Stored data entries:
═══
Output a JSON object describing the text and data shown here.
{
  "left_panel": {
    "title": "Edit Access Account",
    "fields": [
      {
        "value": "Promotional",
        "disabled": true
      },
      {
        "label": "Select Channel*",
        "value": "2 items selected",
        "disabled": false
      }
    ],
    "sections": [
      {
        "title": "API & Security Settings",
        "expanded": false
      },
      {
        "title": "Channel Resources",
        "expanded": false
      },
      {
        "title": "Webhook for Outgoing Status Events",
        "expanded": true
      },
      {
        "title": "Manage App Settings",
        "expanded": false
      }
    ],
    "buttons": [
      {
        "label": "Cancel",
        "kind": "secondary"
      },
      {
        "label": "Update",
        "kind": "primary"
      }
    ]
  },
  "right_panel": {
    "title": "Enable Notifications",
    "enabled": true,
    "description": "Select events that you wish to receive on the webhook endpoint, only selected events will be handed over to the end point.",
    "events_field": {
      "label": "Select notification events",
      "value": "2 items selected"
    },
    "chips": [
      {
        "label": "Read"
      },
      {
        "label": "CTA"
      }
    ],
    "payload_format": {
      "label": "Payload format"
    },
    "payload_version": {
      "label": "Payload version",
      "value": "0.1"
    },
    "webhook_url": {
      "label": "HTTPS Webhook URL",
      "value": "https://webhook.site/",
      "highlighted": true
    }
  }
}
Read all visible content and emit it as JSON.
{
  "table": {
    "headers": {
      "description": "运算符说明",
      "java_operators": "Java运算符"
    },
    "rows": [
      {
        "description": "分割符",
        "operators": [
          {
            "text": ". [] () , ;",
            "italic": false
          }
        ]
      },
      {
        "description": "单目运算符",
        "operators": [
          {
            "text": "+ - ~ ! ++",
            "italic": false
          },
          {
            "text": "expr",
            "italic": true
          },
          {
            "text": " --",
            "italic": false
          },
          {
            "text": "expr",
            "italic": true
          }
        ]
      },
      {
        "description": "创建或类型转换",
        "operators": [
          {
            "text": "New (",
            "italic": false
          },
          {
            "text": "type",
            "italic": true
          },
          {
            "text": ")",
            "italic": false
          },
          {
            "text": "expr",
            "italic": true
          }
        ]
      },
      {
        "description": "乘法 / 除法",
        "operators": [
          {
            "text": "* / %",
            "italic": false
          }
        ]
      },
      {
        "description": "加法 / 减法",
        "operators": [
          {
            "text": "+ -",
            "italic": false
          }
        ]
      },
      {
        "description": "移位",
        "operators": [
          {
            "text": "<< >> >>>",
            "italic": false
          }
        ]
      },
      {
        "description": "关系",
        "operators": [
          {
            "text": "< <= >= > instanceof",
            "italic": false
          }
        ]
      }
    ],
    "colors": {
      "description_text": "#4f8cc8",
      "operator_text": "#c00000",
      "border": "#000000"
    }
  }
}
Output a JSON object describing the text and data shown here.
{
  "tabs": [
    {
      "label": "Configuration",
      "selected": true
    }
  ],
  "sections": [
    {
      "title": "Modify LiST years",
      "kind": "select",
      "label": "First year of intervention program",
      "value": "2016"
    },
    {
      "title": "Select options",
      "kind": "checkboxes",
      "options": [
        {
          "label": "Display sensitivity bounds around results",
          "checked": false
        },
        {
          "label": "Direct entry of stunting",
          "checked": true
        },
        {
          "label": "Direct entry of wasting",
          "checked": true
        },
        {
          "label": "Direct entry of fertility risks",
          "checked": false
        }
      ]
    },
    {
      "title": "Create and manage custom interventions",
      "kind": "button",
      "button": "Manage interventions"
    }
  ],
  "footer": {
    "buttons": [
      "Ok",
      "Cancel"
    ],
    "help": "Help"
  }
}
═══
» **Exercise requirements**:
Write out every line from the records above, word for word.

» **Problem solution**:
Output a JSON object describing the text and data shown here.
{
  "left_panel": {
    "title": "Edit Access Account",
    "fields": [
      {
        "value": "Promotional",
        "disabled": true
      },
      {
        "label": "Select Channel*",
        "value": "2 items selected",
        "disabled": false
      }
    ],
    "sections": [
      {
        "title": "API & Security Settings",
        "expanded": false
      },
      {
        "title": "Channel Resources",
        "expanded": false
      },
      {
        "title": "Webhook for Outgoing Status Events",
        "expanded": true
      },
      {
        "title": "Manage App Settings",
        "expanded": false
      }
    ],
    "buttons": [
      {
        "label": "Cancel",
        "kind": "secondary"
      },
      {
        "label": "Update",
        "kind": "primary"
      }
    ]
  },
  "right_panel": {
    "title": "Enable Notifications",
    "enabled": true,
    "description": "Select events that you wish to receive on the webhook endpoint, only selected events will be handed over to the end point.",
    "events_field": {
      "label": "Select notification events",
      "value": "2 items selected"
    },
    "chips": [
      {
        "label": "Read"
      },
      {
        "label": "CTA"
      }
    ],
    "payload_format": {
      "label": "Payload format"
    },
    "payload_version": {
      "label": "Payload version",
      "value": "0.1"
    },
    "webhook_url": {
      "label": "HTTPS Webhook URL",
      "value": "https://webhook.site/",
      "highlighted": true
    }
  }
}
Read all visible content and emit it as JSON.
{
  "table": {
    "headers": {
      "description": "运算符说明",
      "java_operators": "Java运算符"
    },
    "rows": [
      {
        "description": "分割符",
        "operators": [
          {
            "text": ". [] () , ;",
            "italic": false
          }
        ]
      },
      {
        "description": "单目运算符",
        "operators": [
          {
            "text": "+ - ~ ! ++",
            "italic": false
          },
          {
            "text": "expr",
            "italic": true
          },
          {
            "text": " --",
            "italic": false
          },
          {
            "text": "expr",
            "italic": true
          }
        ]
      },
      {
        "description": "创建或类型转换",
        "operators": [
          {
            "text": "New (",
            "italic": false
          },
          {
            "text": "type",
            "italic": true
          },
          {
            "text": ")",
            "italic": false
          },
          {
            "text": "expr",
            "italic": true
          }
        ]
      },
      {
        "description": "乘法 / 除法",
        "operators": [
          {
            "text": "* / %",
            "italic": false
          }
        ]
      },
      {
        "description": "加法 / 减法",
        "operators": [
          {
            "text": "+ -",
            "italic": false
          }
        ]
      },
      {
        "description": "移位",
        "operators": [
          {
            "text": "<< >> >>>",
            "italic": false
          }
        ]
      },
      {
        "description": "关系",
        "operators": [
          {
            "text": "< <= >= > instanceof",
            "italic": false
          }
        ]
      }
    ],
    "colors": {
      "description_text": "#4f8cc8",
      "operator_text": "#c00000",
      "border": "#000000"
    }
  }
}
Output a JSON object describing the text and data shown here.
{
  "tabs": [
    {
      "label": "Configuration",
      "selected": true
    }
  ],
  "sections": [
    {
      "title": "Modify LiST years",
      "kind": "select",
      "label": "First year of intervention program",
      "value": "2016"
    },
    {
      "title": "Select options",
      "kind": "checkboxes",
      "options": [
        {
          "label": "Display sensitivity bounds around results",
          "checked": false
        },
        {
          "label": "Direct entry of stunting",
          "checked": true
        },
        {
          "label": "Direct entry of wasting",
          "checked": true
        },
        {
          "label": "Direct entry of fertility risks",
          "checked": false
        }
      ]
    },
    {
      "title": "Create and manage custom interventions",
      "kind": "button",
      "button": "Manage interventions"
    }
  ],
  "footer": {
    "buttons": [
      "Ok",
      "Cancel"
    ],
    "help": "Help"
  }
}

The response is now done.